SHORT EXERCISE: Wherever the word "from" appears in the entries, copy the whole line.

LISTING:
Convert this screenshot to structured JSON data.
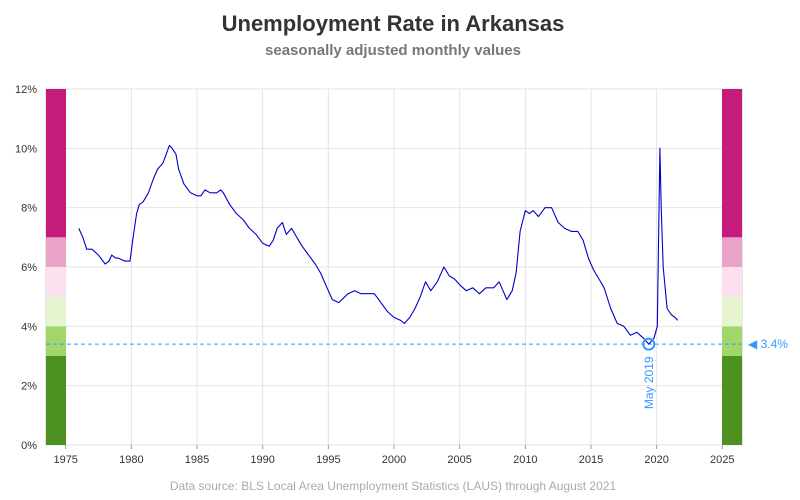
{
  "chart_data": {
    "type": "line",
    "title": "Unemployment Rate in Arkansas",
    "subtitle": "seasonally adjusted monthly values",
    "source": "Data source: BLS Local Area Unemployment Statistics (LAUS) through August 2021",
    "xlabel": "",
    "ylabel": "",
    "xlim": [
      1973.5,
      2026.5
    ],
    "ylim": [
      0,
      12
    ],
    "x_ticks": [
      1975,
      1980,
      1985,
      1990,
      1995,
      2000,
      2005,
      2010,
      2015,
      2020,
      2025
    ],
    "y_ticks": [
      0,
      2,
      4,
      6,
      8,
      10,
      12
    ],
    "y_tick_labels": [
      "0%",
      "2%",
      "4%",
      "6%",
      "8%",
      "10%",
      "12%"
    ],
    "grid": true,
    "line_color": "#0000cc",
    "series": [
      {
        "x": [
          1976.0,
          1976.3,
          1976.6,
          1977.0,
          1977.5,
          1978.0,
          1978.3,
          1978.5,
          1978.8,
          1979.0,
          1979.5,
          1979.9,
          1980.1,
          1980.4,
          1980.6,
          1980.9,
          1981.3,
          1981.7,
          1982.0,
          1982.4,
          1982.9,
          1983.1,
          1983.4,
          1983.6,
          1984.0,
          1984.5,
          1985.0,
          1985.3,
          1985.6,
          1986.0,
          1986.5,
          1986.8,
          1987.0,
          1987.5,
          1988.0,
          1988.5,
          1989.0,
          1989.5,
          1990.0,
          1990.5,
          1990.8,
          1991.1,
          1991.5,
          1991.8,
          1992.2,
          1992.6,
          1993.0,
          1993.5,
          1994.0,
          1994.4,
          1994.8,
          1995.3,
          1995.8,
          1996.5,
          1997.0,
          1997.5,
          1998.0,
          1998.5,
          1999.0,
          1999.5,
          2000.0,
          2000.5,
          2000.8,
          2001.2,
          2001.6,
          2002.0,
          2002.4,
          2002.8,
          2003.3,
          2003.8,
          2004.2,
          2004.6,
          2005.0,
          2005.5,
          2006.0,
          2006.5,
          2007.0,
          2007.6,
          2008.0,
          2008.3,
          2008.6,
          2009.0,
          2009.3,
          2009.6,
          2010.0,
          2010.3,
          2010.6,
          2011.0,
          2011.5,
          2012.0,
          2012.5,
          2013.0,
          2013.5,
          2014.0,
          2014.4,
          2014.8,
          2015.2,
          2015.6,
          2016.0,
          2016.5,
          2017.0,
          2017.5,
          2018.0,
          2018.5,
          2019.0,
          2019.4,
          2019.8,
          2020.05,
          2020.25,
          2020.35,
          2020.5,
          2020.8,
          2021.1,
          2021.4,
          2021.6
        ],
        "y": [
          7.3,
          7.0,
          6.6,
          6.6,
          6.4,
          6.1,
          6.2,
          6.4,
          6.3,
          6.3,
          6.2,
          6.2,
          6.9,
          7.8,
          8.1,
          8.2,
          8.5,
          9.0,
          9.3,
          9.5,
          10.1,
          10.0,
          9.8,
          9.3,
          8.8,
          8.5,
          8.4,
          8.4,
          8.6,
          8.5,
          8.5,
          8.6,
          8.5,
          8.1,
          7.8,
          7.6,
          7.3,
          7.1,
          6.8,
          6.7,
          6.9,
          7.3,
          7.5,
          7.1,
          7.3,
          7.0,
          6.7,
          6.4,
          6.1,
          5.8,
          5.4,
          4.9,
          4.8,
          5.1,
          5.2,
          5.1,
          5.1,
          5.1,
          4.8,
          4.5,
          4.3,
          4.2,
          4.1,
          4.3,
          4.6,
          5.0,
          5.5,
          5.2,
          5.5,
          6.0,
          5.7,
          5.6,
          5.4,
          5.2,
          5.3,
          5.1,
          5.3,
          5.3,
          5.5,
          5.2,
          4.9,
          5.2,
          5.8,
          7.2,
          7.9,
          7.8,
          7.9,
          7.7,
          8.0,
          8.0,
          7.5,
          7.3,
          7.2,
          7.2,
          6.9,
          6.3,
          5.9,
          5.6,
          5.3,
          4.6,
          4.1,
          4.0,
          3.7,
          3.8,
          3.6,
          3.4,
          3.6,
          4.0,
          10.0,
          8.0,
          6.0,
          4.6,
          4.4,
          4.3,
          4.2
        ]
      }
    ],
    "color_bands": [
      {
        "from": 0,
        "to": 3,
        "color": "#4d9221"
      },
      {
        "from": 3,
        "to": 4,
        "color": "#a1d76a"
      },
      {
        "from": 4,
        "to": 5,
        "color": "#e6f5d0"
      },
      {
        "from": 5,
        "to": 6,
        "color": "#fde0ef"
      },
      {
        "from": 6,
        "to": 7,
        "color": "#e9a3c9"
      },
      {
        "from": 7,
        "to": 12,
        "color": "#c51b7d"
      }
    ],
    "reference_line": {
      "value": 3.4,
      "label": "◀ 3.4%",
      "color": "#3399ff"
    },
    "marker": {
      "x": 2019.4,
      "y": 3.4,
      "label": "May 2019",
      "color": "#3399ff"
    }
  }
}
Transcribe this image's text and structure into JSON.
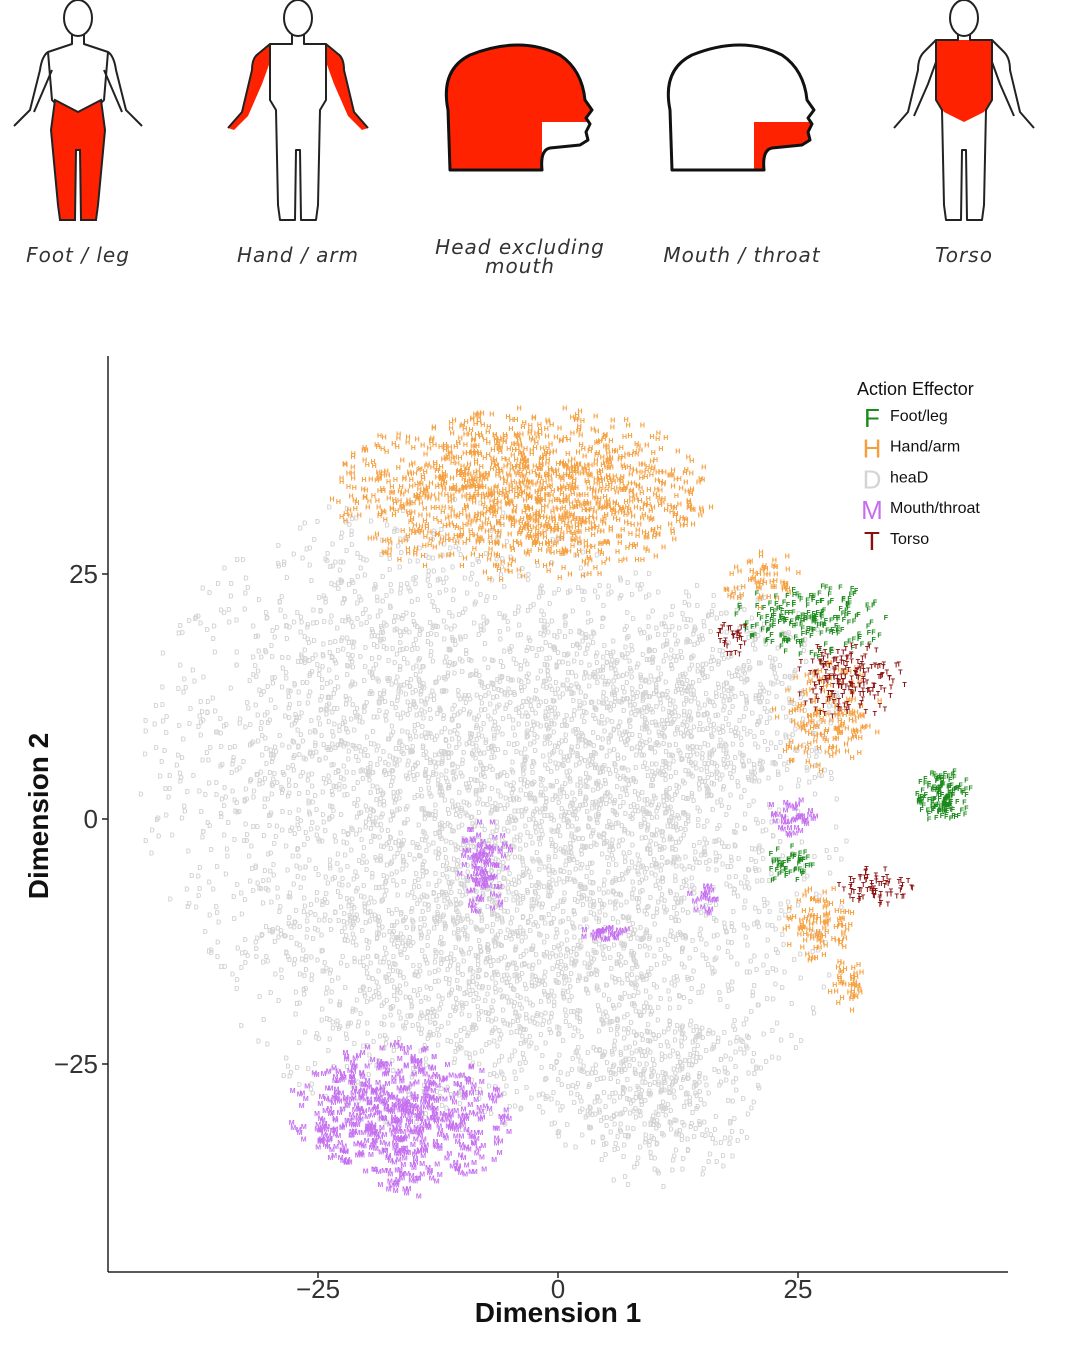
{
  "figures": [
    {
      "key": "foot_leg",
      "label": "Foot / leg",
      "highlight": "legs"
    },
    {
      "key": "hand_arm",
      "label": "Hand / arm",
      "highlight": "arms"
    },
    {
      "key": "head",
      "label": "Head excluding\nmouth",
      "highlight": "head"
    },
    {
      "key": "mouth",
      "label": "Mouth / throat",
      "highlight": "mouth"
    },
    {
      "key": "torso",
      "label": "Torso",
      "highlight": "torso"
    }
  ],
  "highlight_color": "#ff2200",
  "chart_data": {
    "type": "scatter",
    "xlabel": "Dimension 1",
    "ylabel": "Dimension 2",
    "xlim": [
      -45,
      45
    ],
    "ylim": [
      -46,
      47
    ],
    "xticks": [
      -25,
      0,
      25
    ],
    "yticks": [
      25,
      0,
      -25
    ],
    "xtick_labels": [
      "−25",
      "0",
      "25"
    ],
    "ytick_labels": [
      "25",
      "0",
      "−25"
    ],
    "legend": {
      "title": "Action Effector",
      "position": "top-right",
      "entries": [
        {
          "letter": "F",
          "name": "Foot/leg",
          "color": "#1a8a1a"
        },
        {
          "letter": "H",
          "name": "Hand/arm",
          "color": "#f5a040"
        },
        {
          "letter": "D",
          "name": "heaD",
          "color": "#d4d4d4"
        },
        {
          "letter": "M",
          "name": "Mouth/throat",
          "color": "#c56ff0"
        },
        {
          "letter": "T",
          "name": "Torso",
          "color": "#8b0f0f"
        }
      ]
    },
    "series": [
      {
        "letter": "D",
        "color": "#d4d4d4",
        "clusters": [
          {
            "cx": -15,
            "cy": 5,
            "rx": 30,
            "ry": 28,
            "n": 2600
          },
          {
            "cx": 8,
            "cy": -5,
            "rx": 22,
            "ry": 30,
            "n": 1600
          },
          {
            "cx": -12,
            "cy": -18,
            "rx": 22,
            "ry": 14,
            "n": 700
          },
          {
            "cx": 10,
            "cy": -28,
            "rx": 12,
            "ry": 10,
            "n": 400
          },
          {
            "cx": 15,
            "cy": 12,
            "rx": 15,
            "ry": 12,
            "n": 500
          }
        ]
      },
      {
        "letter": "H",
        "color": "#f5a040",
        "clusters": [
          {
            "cx": -4,
            "cy": 33,
            "rx": 20,
            "ry": 9,
            "n": 1300
          },
          {
            "cx": 28,
            "cy": 10,
            "rx": 6,
            "ry": 6,
            "n": 160
          },
          {
            "cx": 27,
            "cy": -11,
            "rx": 4,
            "ry": 4,
            "n": 100
          },
          {
            "cx": 30,
            "cy": -17,
            "rx": 2,
            "ry": 3,
            "n": 40
          },
          {
            "cx": 21,
            "cy": 24,
            "rx": 4,
            "ry": 4,
            "n": 60
          }
        ]
      },
      {
        "letter": "M",
        "color": "#c56ff0",
        "clusters": [
          {
            "cx": -17,
            "cy": -31,
            "rx": 12,
            "ry": 8,
            "n": 650
          },
          {
            "cx": -8,
            "cy": -5,
            "rx": 3,
            "ry": 5,
            "n": 100
          },
          {
            "cx": 5,
            "cy": -12,
            "rx": 3,
            "ry": 1,
            "n": 30
          },
          {
            "cx": 24,
            "cy": 0,
            "rx": 3,
            "ry": 2,
            "n": 40
          },
          {
            "cx": 15,
            "cy": -8,
            "rx": 2,
            "ry": 2,
            "n": 20
          }
        ]
      },
      {
        "letter": "F",
        "color": "#1a8a1a",
        "clusters": [
          {
            "cx": 40,
            "cy": 2,
            "rx": 3,
            "ry": 3,
            "n": 140
          },
          {
            "cx": 26,
            "cy": 20,
            "rx": 8,
            "ry": 4,
            "n": 200
          },
          {
            "cx": 24,
            "cy": -5,
            "rx": 3,
            "ry": 2,
            "n": 50
          }
        ]
      },
      {
        "letter": "T",
        "color": "#8b0f0f",
        "clusters": [
          {
            "cx": 30,
            "cy": 14,
            "rx": 6,
            "ry": 4,
            "n": 180
          },
          {
            "cx": 33,
            "cy": -7,
            "rx": 4,
            "ry": 2,
            "n": 70
          },
          {
            "cx": 18,
            "cy": 18,
            "rx": 2,
            "ry": 2,
            "n": 30
          }
        ]
      }
    ]
  }
}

FINISHED ANSWER:
        "from": 0,
        "from": 3,
        "from": 4,
        "from": 5,
        "from": 6,
        "from": 7,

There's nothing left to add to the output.